THE EXERCISE ▸ Locate the word "board" in the data below, then copy every line that holds it.

** Begin GIVEN DATA **

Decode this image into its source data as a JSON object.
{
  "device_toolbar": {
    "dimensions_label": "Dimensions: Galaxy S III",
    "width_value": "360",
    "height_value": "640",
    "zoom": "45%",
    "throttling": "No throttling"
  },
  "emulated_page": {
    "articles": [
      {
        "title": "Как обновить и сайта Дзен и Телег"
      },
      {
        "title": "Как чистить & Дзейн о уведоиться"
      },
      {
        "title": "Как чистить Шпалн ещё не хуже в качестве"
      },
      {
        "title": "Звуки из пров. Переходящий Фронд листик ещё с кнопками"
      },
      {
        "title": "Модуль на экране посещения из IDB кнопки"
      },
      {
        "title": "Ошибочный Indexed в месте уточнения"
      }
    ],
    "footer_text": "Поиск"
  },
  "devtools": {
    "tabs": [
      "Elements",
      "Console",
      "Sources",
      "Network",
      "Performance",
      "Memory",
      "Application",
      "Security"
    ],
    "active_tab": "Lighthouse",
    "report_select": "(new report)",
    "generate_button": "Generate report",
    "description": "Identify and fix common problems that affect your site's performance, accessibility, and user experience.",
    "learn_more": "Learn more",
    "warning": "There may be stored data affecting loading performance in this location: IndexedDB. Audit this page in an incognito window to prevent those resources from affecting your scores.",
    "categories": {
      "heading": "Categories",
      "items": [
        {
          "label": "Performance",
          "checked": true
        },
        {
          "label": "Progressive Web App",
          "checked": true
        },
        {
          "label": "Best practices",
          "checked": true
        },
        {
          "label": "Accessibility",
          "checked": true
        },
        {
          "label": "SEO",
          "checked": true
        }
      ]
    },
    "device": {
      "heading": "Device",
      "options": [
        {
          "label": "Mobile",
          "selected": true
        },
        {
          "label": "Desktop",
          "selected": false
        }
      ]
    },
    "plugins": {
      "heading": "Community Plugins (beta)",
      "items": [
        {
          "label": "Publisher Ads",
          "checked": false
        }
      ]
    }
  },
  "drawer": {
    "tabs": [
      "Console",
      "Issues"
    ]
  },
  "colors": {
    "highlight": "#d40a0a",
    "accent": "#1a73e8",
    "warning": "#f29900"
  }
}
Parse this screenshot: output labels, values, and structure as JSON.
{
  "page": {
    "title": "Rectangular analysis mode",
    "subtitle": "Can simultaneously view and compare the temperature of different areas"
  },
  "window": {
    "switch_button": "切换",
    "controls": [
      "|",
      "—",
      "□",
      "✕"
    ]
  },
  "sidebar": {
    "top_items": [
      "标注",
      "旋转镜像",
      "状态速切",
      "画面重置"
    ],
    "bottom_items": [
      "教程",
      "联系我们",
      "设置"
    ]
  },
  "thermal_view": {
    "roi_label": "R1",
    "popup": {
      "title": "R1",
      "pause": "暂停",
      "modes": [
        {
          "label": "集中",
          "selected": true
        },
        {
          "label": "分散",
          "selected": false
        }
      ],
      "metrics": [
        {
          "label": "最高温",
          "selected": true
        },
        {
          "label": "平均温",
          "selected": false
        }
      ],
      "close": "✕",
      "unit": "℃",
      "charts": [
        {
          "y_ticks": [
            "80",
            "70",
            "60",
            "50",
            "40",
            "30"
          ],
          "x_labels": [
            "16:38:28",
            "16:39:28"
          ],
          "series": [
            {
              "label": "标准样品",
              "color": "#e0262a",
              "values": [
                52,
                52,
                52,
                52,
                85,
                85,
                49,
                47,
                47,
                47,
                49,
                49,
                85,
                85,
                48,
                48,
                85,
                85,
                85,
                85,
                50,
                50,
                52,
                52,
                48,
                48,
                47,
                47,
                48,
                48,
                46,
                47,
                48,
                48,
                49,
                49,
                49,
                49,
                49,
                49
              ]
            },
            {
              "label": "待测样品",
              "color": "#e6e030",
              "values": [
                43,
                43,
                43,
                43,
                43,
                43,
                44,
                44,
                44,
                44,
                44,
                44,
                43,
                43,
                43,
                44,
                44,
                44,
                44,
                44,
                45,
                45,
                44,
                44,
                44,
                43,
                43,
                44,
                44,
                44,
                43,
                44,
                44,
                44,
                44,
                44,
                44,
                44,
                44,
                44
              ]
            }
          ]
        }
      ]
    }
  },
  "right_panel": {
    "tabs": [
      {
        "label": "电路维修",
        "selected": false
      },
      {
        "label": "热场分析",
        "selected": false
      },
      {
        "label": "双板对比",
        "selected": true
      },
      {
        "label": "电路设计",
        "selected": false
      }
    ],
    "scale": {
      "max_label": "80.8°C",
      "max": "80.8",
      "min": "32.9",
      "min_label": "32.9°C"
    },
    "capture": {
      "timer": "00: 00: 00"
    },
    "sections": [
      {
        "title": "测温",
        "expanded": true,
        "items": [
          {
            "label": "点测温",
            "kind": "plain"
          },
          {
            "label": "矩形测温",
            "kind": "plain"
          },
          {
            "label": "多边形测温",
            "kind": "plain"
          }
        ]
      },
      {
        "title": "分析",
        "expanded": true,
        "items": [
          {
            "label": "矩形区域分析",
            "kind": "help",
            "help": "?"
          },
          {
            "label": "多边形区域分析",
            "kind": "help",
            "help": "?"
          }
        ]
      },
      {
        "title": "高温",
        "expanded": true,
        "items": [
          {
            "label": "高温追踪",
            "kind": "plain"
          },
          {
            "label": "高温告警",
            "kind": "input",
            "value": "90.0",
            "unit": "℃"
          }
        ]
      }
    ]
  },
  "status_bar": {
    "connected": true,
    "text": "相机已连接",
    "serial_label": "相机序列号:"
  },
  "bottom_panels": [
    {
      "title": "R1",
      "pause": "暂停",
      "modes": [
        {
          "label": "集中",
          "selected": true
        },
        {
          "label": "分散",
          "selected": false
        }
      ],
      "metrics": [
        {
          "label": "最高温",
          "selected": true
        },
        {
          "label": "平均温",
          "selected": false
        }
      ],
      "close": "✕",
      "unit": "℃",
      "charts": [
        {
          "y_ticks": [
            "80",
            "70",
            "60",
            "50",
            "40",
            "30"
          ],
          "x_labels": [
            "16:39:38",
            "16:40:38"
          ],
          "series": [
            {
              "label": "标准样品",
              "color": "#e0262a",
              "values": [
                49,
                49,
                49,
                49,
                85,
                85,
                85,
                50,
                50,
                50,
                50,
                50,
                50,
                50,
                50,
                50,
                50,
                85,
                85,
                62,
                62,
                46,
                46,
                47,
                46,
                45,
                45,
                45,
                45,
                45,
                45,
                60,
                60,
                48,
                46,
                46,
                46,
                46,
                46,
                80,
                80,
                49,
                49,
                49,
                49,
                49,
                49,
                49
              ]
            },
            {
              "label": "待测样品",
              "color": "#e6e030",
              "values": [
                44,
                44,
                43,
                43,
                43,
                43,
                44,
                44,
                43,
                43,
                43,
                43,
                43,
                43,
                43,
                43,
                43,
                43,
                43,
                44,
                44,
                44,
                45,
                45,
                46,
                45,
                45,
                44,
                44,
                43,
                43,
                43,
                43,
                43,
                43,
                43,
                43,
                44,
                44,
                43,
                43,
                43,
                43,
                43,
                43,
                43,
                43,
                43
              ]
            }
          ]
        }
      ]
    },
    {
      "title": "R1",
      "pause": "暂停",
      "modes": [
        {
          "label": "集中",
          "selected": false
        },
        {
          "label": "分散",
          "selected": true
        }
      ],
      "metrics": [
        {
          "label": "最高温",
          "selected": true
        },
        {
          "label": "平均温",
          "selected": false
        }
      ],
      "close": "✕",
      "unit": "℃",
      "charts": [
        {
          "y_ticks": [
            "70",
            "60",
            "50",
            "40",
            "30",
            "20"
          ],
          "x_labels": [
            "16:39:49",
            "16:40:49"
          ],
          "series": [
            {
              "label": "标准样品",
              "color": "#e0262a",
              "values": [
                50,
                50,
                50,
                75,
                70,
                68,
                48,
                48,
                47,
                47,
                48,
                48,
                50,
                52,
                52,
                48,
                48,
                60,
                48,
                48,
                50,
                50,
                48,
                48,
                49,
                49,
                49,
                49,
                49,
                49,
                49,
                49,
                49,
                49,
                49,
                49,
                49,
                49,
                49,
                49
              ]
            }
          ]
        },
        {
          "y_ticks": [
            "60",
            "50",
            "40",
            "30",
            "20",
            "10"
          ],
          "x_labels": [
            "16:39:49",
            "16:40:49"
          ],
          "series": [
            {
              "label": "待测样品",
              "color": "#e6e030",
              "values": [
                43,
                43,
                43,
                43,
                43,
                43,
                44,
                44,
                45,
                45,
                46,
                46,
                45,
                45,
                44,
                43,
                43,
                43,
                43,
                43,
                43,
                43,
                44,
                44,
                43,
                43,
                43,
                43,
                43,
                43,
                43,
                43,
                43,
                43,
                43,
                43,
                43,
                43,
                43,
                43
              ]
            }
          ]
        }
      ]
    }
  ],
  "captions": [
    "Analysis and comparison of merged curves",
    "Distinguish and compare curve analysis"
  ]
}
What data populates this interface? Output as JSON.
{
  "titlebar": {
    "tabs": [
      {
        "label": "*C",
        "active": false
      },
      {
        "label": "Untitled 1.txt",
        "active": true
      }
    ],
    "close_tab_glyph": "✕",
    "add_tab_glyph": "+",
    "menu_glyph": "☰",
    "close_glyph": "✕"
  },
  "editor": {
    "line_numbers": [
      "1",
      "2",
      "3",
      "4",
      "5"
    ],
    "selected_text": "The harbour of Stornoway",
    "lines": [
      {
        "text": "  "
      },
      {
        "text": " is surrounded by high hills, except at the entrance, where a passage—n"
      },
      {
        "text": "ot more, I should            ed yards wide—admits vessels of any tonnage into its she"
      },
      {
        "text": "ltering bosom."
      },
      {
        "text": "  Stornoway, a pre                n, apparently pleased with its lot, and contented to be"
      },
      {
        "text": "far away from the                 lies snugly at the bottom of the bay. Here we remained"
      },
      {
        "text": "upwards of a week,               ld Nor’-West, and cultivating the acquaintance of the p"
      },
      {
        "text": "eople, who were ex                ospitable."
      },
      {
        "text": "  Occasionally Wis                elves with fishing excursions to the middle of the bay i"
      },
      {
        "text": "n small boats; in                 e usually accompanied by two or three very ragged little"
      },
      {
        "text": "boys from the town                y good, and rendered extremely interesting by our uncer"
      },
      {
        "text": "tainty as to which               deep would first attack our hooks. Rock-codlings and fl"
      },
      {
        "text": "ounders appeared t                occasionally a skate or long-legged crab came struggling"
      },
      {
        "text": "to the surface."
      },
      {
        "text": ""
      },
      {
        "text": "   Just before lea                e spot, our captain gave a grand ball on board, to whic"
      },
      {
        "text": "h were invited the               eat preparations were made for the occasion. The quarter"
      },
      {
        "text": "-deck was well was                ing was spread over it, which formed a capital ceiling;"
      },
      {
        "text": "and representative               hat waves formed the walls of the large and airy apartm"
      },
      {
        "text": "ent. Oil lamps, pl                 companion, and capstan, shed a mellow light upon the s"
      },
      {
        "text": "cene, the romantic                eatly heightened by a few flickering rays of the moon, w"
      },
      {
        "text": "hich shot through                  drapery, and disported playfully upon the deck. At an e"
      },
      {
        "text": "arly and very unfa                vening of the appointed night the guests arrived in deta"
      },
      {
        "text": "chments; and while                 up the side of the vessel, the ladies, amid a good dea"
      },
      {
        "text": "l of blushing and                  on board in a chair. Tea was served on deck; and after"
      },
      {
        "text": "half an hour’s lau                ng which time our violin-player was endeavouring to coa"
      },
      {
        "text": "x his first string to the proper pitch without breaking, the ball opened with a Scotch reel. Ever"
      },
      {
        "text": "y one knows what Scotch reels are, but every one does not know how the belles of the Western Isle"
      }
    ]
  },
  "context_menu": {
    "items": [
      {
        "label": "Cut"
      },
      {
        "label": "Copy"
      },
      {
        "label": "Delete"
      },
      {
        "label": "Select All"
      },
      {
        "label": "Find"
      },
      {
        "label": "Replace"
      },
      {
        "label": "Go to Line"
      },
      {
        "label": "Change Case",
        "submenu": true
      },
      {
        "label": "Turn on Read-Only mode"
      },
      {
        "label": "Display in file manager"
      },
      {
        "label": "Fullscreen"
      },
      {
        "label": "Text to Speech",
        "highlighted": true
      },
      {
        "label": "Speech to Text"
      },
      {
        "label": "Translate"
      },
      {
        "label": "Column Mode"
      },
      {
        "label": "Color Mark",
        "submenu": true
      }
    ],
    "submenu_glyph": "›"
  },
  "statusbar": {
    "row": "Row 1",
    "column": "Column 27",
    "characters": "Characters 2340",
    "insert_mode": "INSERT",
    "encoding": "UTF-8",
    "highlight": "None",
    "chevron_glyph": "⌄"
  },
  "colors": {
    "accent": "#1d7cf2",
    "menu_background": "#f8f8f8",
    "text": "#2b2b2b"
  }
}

** End GIVEN DATA **

EXERCISE RESPONSE ▸
        "text": "   Just before lea                e spot, our captain gave a grand ball on board, to whic"
        "text": "l of blushing and                  on board in a chair. Tea was served on deck; and after"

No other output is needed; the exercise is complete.